> DATASET RECORDS

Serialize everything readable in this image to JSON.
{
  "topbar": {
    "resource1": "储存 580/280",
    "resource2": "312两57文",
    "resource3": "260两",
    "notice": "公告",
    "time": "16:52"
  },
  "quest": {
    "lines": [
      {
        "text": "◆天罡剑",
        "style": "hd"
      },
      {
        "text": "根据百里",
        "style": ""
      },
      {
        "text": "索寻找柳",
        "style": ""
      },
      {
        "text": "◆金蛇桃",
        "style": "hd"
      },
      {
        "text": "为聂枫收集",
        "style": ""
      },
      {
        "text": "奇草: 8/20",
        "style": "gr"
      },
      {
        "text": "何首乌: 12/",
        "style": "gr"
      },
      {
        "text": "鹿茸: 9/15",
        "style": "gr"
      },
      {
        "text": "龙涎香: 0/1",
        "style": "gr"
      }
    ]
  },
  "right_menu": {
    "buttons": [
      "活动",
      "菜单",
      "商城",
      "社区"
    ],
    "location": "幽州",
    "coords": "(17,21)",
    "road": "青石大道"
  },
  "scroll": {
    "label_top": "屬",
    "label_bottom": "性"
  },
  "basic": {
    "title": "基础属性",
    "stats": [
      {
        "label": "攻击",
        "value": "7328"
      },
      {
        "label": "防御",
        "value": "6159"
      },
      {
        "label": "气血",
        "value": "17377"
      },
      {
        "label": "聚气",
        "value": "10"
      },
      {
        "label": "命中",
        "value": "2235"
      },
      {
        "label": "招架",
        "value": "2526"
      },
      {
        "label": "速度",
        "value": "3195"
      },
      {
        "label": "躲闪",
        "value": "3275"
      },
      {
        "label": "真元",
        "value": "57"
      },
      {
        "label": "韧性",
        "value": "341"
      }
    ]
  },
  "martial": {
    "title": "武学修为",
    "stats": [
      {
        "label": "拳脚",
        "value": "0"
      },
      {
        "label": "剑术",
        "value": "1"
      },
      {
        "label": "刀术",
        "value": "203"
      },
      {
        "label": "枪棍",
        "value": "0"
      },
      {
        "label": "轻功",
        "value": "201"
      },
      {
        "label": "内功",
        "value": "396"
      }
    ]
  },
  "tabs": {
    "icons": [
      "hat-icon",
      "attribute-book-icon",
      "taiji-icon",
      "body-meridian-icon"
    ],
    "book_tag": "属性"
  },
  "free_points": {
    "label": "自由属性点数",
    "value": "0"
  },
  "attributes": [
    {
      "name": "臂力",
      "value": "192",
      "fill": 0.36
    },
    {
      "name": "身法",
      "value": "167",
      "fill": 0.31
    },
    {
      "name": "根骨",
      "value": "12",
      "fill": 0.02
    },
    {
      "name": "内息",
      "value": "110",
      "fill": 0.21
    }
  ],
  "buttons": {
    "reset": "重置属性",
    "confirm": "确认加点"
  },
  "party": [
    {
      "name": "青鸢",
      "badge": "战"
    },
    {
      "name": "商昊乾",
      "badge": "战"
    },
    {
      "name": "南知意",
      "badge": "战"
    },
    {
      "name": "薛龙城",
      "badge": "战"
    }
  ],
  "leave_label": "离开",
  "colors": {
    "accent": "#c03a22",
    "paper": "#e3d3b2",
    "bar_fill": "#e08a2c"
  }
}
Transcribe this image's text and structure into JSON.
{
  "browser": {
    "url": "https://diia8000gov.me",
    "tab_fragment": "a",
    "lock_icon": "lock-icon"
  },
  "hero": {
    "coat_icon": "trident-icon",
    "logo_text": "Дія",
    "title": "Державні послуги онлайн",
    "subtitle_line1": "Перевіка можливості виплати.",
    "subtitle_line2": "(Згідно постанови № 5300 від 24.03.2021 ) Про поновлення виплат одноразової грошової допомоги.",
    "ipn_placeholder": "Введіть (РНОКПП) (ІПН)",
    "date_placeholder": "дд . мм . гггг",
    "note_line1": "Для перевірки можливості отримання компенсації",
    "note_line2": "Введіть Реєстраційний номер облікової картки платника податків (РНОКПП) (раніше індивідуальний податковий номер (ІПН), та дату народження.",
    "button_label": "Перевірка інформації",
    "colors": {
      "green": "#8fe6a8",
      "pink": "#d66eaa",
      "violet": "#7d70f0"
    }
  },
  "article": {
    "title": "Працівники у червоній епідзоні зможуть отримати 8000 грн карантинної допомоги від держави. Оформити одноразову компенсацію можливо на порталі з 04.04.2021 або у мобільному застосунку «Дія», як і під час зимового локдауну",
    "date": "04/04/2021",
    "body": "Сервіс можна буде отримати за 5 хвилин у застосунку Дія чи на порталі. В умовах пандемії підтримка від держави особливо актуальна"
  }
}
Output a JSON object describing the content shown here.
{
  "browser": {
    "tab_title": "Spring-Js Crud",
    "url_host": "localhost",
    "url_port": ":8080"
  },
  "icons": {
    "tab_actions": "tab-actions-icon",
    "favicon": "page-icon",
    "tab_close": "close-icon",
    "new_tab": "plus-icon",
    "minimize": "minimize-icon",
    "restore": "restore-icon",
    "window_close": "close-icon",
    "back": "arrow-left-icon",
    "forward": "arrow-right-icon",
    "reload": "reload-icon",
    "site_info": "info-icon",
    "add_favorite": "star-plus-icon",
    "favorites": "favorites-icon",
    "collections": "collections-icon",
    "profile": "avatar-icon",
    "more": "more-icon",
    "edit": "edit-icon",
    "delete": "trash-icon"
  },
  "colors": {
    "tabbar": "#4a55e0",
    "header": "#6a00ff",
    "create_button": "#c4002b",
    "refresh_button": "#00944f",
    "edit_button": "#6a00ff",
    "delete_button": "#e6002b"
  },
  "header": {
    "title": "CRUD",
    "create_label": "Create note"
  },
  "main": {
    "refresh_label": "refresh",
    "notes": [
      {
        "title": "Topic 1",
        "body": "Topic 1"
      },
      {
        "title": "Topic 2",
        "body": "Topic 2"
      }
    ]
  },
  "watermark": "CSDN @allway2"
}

> PROMPT
Take the records above and return them exactly as written.

> SOLUTION BELOW
Serialize everything readable in this image to JSON.
{
  "topbar": {
    "resource1": "储存 580/280",
    "resource2": "312两57文",
    "resource3": "260两",
    "notice": "公告",
    "time": "16:52"
  },
  "quest": {
    "lines": [
      {
        "text": "◆天罡剑",
        "style": "hd"
      },
      {
        "text": "根据百里",
        "style": ""
      },
      {
        "text": "索寻找柳",
        "style": ""
      },
      {
        "text": "◆金蛇桃",
        "style": "hd"
      },
      {
        "text": "为聂枫收集",
        "style": ""
      },
      {
        "text": "奇草: 8/20",
        "style": "gr"
      },
      {
        "text": "何首乌: 12/",
        "style": "gr"
      },
      {
        "text": "鹿茸: 9/15",
        "style": "gr"
      },
      {
        "text": "龙涎香: 0/1",
        "style": "gr"
      }
    ]
  },
  "right_menu": {
    "buttons": [
      "活动",
      "菜单",
      "商城",
      "社区"
    ],
    "location": "幽州",
    "coords": "(17,21)",
    "road": "青石大道"
  },
  "scroll": {
    "label_top": "屬",
    "label_bottom": "性"
  },
  "basic": {
    "title": "基础属性",
    "stats": [
      {
        "label": "攻击",
        "value": "7328"
      },
      {
        "label": "防御",
        "value": "6159"
      },
      {
        "label": "气血",
        "value": "17377"
      },
      {
        "label": "聚气",
        "value": "10"
      },
      {
        "label": "命中",
        "value": "2235"
      },
      {
        "label": "招架",
        "value": "2526"
      },
      {
        "label": "速度",
        "value": "3195"
      },
      {
        "label": "躲闪",
        "value": "3275"
      },
      {
        "label": "真元",
        "value": "57"
      },
      {
        "label": "韧性",
        "value": "341"
      }
    ]
  },
  "martial": {
    "title": "武学修为",
    "stats": [
      {
        "label": "拳脚",
        "value": "0"
      },
      {
        "label": "剑术",
        "value": "1"
      },
      {
        "label": "刀术",
        "value": "203"
      },
      {
        "label": "枪棍",
        "value": "0"
      },
      {
        "label": "轻功",
        "value": "201"
      },
      {
        "label": "内功",
        "value": "396"
      }
    ]
  },
  "tabs": {
    "icons": [
      "hat-icon",
      "attribute-book-icon",
      "taiji-icon",
      "body-meridian-icon"
    ],
    "book_tag": "属性"
  },
  "free_points": {
    "label": "自由属性点数",
    "value": "0"
  },
  "attributes": [
    {
      "name": "臂力",
      "value": "192",
      "fill": 0.36
    },
    {
      "name": "身法",
      "value": "167",
      "fill": 0.31
    },
    {
      "name": "根骨",
      "value": "12",
      "fill": 0.02
    },
    {
      "name": "内息",
      "value": "110",
      "fill": 0.21
    }
  ],
  "buttons": {
    "reset": "重置属性",
    "confirm": "确认加点"
  },
  "party": [
    {
      "name": "青鸢",
      "badge": "战"
    },
    {
      "name": "商昊乾",
      "badge": "战"
    },
    {
      "name": "南知意",
      "badge": "战"
    },
    {
      "name": "薛龙城",
      "badge": "战"
    }
  ],
  "leave_label": "离开",
  "colors": {
    "accent": "#c03a22",
    "paper": "#e3d3b2",
    "bar_fill": "#e08a2c"
  }
}
Transcribe this image's text and structure into JSON.
{
  "browser": {
    "url": "https://diia8000gov.me",
    "tab_fragment": "a",
    "lock_icon": "lock-icon"
  },
  "hero": {
    "coat_icon": "trident-icon",
    "logo_text": "Дія",
    "title": "Державні послуги онлайн",
    "subtitle_line1": "Перевіка можливості виплати.",
    "subtitle_line2": "(Згідно постанови № 5300 від 24.03.2021 ) Про поновлення виплат одноразової грошової допомоги.",
    "ipn_placeholder": "Введіть (РНОКПП) (ІПН)",
    "date_placeholder": "дд . мм . гггг",
    "note_line1": "Для перевірки можливості отримання компенсації",
    "note_line2": "Введіть Реєстраційний номер облікової картки платника податків (РНОКПП) (раніше індивідуальний податковий номер (ІПН), та дату народження.",
    "button_label": "Перевірка інформації",
    "colors": {
      "green": "#8fe6a8",
      "pink": "#d66eaa",
      "violet": "#7d70f0"
    }
  },
  "article": {
    "title": "Працівники у червоній епідзоні зможуть отримати 8000 грн карантинної допомоги від держави. Оформити одноразову компенсацію можливо на порталі з 04.04.2021 або у мобільному застосунку «Дія», як і під час зимового локдауну",
    "date": "04/04/2021",
    "body": "Сервіс можна буде отримати за 5 хвилин у застосунку Дія чи на порталі. В умовах пандемії підтримка від держави особливо актуальна"
  }
}
Output a JSON object describing the content shown here.
{
  "browser": {
    "tab_title": "Spring-Js Crud",
    "url_host": "localhost",
    "url_port": ":8080"
  },
  "icons": {
    "tab_actions": "tab-actions-icon",
    "favicon": "page-icon",
    "tab_close": "close-icon",
    "new_tab": "plus-icon",
    "minimize": "minimize-icon",
    "restore": "restore-icon",
    "window_close": "close-icon",
    "back": "arrow-left-icon",
    "forward": "arrow-right-icon",
    "reload": "reload-icon",
    "site_info": "info-icon",
    "add_favorite": "star-plus-icon",
    "favorites": "favorites-icon",
    "collections": "collections-icon",
    "profile": "avatar-icon",
    "more": "more-icon",
    "edit": "edit-icon",
    "delete": "trash-icon"
  },
  "colors": {
    "tabbar": "#4a55e0",
    "header": "#6a00ff",
    "create_button": "#c4002b",
    "refresh_button": "#00944f",
    "edit_button": "#6a00ff",
    "delete_button": "#e6002b"
  },
  "header": {
    "title": "CRUD",
    "create_label": "Create note"
  },
  "main": {
    "refresh_label": "refresh",
    "notes": [
      {
        "title": "Topic 1",
        "body": "Topic 1"
      },
      {
        "title": "Topic 2",
        "body": "Topic 2"
      }
    ]
  },
  "watermark": "CSDN @allway2"
}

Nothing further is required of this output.